● What is expected: Return each line of the records holding the string "warning".

● Material for this task:
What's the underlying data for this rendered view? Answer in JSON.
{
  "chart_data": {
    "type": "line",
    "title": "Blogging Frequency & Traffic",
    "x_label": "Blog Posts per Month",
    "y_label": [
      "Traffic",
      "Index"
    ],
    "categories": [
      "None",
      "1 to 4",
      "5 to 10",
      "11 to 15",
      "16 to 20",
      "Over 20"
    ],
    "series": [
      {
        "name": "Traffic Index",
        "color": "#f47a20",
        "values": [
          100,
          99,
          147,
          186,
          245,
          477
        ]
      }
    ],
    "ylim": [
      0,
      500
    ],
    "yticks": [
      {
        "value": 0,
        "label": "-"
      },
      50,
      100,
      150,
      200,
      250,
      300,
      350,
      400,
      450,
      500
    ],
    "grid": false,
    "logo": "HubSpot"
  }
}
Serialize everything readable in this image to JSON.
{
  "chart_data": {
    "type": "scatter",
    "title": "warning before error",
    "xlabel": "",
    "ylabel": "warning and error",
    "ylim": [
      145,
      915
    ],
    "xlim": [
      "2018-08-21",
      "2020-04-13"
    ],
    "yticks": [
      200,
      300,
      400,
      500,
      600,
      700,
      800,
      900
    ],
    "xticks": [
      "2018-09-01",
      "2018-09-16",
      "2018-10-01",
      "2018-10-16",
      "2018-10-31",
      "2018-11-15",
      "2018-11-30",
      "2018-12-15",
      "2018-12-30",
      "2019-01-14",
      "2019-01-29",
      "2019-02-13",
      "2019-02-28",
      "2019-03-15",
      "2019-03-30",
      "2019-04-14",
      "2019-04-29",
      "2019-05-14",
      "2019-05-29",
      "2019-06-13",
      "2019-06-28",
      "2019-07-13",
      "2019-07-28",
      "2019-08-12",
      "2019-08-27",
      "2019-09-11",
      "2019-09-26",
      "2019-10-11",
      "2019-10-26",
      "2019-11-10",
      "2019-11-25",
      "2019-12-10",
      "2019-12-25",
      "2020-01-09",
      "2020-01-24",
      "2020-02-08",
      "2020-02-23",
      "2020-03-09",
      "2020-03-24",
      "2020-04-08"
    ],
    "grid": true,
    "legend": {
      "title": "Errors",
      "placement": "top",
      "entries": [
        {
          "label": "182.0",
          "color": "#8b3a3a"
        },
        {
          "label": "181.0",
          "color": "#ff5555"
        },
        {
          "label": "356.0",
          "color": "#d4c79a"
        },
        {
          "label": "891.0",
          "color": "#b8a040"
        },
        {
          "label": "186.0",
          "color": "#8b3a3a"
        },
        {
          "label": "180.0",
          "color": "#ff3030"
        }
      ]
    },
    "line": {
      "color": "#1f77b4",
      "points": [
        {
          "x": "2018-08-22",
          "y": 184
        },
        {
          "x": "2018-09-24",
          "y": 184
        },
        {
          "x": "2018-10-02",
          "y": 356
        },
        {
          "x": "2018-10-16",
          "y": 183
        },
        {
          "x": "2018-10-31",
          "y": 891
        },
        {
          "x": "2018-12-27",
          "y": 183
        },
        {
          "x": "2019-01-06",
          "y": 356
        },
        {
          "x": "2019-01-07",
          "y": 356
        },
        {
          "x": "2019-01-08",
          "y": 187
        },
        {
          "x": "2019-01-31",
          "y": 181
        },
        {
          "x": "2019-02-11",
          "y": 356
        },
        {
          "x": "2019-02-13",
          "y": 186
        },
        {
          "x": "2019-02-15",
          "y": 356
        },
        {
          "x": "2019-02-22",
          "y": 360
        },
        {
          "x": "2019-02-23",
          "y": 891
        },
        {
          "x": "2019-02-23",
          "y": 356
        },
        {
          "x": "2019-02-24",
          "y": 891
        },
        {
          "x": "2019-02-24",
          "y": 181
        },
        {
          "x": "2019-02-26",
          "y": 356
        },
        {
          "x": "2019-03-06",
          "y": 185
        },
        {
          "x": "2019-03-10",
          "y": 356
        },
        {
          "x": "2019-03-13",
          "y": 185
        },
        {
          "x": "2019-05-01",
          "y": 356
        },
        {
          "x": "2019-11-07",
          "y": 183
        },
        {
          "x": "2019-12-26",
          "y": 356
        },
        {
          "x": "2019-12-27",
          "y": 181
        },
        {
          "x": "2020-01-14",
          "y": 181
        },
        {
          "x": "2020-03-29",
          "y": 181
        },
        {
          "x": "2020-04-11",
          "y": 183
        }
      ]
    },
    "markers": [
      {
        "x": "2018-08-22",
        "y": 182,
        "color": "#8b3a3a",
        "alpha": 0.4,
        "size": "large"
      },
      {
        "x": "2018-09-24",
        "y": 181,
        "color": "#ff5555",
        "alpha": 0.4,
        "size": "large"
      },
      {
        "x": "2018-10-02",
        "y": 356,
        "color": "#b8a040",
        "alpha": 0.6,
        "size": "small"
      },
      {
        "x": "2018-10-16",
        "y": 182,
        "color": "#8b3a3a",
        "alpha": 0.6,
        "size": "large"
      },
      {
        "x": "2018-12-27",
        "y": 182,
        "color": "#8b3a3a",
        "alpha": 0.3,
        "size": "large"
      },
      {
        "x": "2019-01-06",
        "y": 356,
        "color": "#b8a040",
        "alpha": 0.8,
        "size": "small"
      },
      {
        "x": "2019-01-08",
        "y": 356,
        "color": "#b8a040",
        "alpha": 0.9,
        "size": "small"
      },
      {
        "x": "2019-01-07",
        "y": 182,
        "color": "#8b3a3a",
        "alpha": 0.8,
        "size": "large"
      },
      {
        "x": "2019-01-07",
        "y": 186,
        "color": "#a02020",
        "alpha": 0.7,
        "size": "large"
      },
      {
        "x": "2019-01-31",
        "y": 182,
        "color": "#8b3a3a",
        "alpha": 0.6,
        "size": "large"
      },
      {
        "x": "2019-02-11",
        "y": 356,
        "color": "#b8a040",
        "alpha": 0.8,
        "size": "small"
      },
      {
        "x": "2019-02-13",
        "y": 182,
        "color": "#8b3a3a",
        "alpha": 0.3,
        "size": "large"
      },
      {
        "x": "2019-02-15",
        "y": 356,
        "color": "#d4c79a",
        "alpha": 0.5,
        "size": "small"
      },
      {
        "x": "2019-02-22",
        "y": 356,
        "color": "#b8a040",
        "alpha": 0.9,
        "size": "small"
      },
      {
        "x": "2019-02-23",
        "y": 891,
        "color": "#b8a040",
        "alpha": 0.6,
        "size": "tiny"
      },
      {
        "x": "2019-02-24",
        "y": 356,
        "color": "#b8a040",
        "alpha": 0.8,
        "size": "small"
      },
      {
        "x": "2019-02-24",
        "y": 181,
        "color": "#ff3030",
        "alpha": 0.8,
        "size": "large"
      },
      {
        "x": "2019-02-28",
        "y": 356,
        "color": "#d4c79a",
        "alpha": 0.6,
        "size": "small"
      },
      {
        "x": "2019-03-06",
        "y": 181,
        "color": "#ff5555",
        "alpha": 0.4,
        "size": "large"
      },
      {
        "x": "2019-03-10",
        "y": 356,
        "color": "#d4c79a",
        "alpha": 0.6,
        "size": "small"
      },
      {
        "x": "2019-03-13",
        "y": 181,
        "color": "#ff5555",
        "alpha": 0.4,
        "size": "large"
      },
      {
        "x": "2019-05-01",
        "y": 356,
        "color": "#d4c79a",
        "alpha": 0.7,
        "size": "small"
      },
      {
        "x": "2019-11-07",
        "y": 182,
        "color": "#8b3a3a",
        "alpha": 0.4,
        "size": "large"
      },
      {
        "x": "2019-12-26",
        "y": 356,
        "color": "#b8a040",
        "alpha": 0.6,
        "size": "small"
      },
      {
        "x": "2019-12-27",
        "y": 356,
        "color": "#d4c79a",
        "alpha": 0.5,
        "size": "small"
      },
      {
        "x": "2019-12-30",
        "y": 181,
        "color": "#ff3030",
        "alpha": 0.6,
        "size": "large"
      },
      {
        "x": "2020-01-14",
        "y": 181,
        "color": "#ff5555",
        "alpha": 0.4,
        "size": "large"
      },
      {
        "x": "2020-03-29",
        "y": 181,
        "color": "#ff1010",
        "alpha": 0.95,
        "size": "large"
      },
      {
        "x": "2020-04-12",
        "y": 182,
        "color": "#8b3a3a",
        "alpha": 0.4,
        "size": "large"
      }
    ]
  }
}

● Task result:
    "title": "warning before error",
    "ylabel": "warning and error",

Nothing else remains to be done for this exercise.